(Stored data)
■ ■ ■ ■ ■

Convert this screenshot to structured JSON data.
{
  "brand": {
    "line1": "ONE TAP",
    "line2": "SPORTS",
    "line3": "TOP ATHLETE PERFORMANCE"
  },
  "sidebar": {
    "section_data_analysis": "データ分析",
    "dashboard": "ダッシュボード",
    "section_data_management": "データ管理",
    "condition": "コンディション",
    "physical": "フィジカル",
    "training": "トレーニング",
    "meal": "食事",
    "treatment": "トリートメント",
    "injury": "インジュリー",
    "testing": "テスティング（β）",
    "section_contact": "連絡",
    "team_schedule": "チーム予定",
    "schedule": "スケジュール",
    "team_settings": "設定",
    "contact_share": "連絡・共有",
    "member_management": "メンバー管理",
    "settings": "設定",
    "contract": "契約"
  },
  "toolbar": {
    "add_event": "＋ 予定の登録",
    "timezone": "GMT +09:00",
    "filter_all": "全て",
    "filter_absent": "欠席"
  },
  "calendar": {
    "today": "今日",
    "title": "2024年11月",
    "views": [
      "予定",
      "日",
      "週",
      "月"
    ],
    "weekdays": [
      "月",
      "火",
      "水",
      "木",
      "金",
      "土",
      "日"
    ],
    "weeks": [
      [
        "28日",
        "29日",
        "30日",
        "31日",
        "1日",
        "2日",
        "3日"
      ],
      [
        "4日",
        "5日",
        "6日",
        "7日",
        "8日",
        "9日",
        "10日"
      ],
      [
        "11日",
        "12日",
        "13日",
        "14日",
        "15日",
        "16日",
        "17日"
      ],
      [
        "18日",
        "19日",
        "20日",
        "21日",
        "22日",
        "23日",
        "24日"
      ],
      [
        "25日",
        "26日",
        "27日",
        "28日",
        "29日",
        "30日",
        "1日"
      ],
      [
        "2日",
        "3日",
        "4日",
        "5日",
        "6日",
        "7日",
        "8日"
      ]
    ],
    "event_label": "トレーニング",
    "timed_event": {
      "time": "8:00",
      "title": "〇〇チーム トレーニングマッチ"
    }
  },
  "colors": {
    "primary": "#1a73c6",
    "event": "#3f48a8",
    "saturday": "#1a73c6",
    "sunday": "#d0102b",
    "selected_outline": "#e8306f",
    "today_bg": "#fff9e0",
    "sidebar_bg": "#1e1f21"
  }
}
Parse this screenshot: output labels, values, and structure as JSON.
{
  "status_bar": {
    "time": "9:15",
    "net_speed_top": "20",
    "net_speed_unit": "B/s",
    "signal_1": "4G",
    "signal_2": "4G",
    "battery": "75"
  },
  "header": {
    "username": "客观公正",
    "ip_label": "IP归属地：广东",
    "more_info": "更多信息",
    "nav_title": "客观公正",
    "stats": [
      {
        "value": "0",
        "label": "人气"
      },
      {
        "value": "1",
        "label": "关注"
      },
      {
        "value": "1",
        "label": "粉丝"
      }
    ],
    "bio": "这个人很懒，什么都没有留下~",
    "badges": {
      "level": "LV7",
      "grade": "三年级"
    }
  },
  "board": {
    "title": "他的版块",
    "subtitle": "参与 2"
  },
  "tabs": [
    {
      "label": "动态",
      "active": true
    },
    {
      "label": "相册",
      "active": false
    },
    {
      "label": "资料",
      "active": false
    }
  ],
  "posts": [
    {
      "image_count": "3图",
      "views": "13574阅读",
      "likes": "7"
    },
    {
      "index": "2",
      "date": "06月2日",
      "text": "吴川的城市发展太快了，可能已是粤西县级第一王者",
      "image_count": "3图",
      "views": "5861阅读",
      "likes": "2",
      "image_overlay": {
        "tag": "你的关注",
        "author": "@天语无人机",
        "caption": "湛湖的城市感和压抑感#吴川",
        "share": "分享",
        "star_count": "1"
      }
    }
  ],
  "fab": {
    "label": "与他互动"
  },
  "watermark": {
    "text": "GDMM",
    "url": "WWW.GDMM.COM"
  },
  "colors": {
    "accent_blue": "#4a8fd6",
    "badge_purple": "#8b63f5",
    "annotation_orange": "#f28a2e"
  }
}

■ ■ ■ ■ ■

■ **TASK DIRECTIONS**
Determine how many lines of this listing contain "text", and give only the number.

■ **ANSWER TO THIS PROBLEM**
2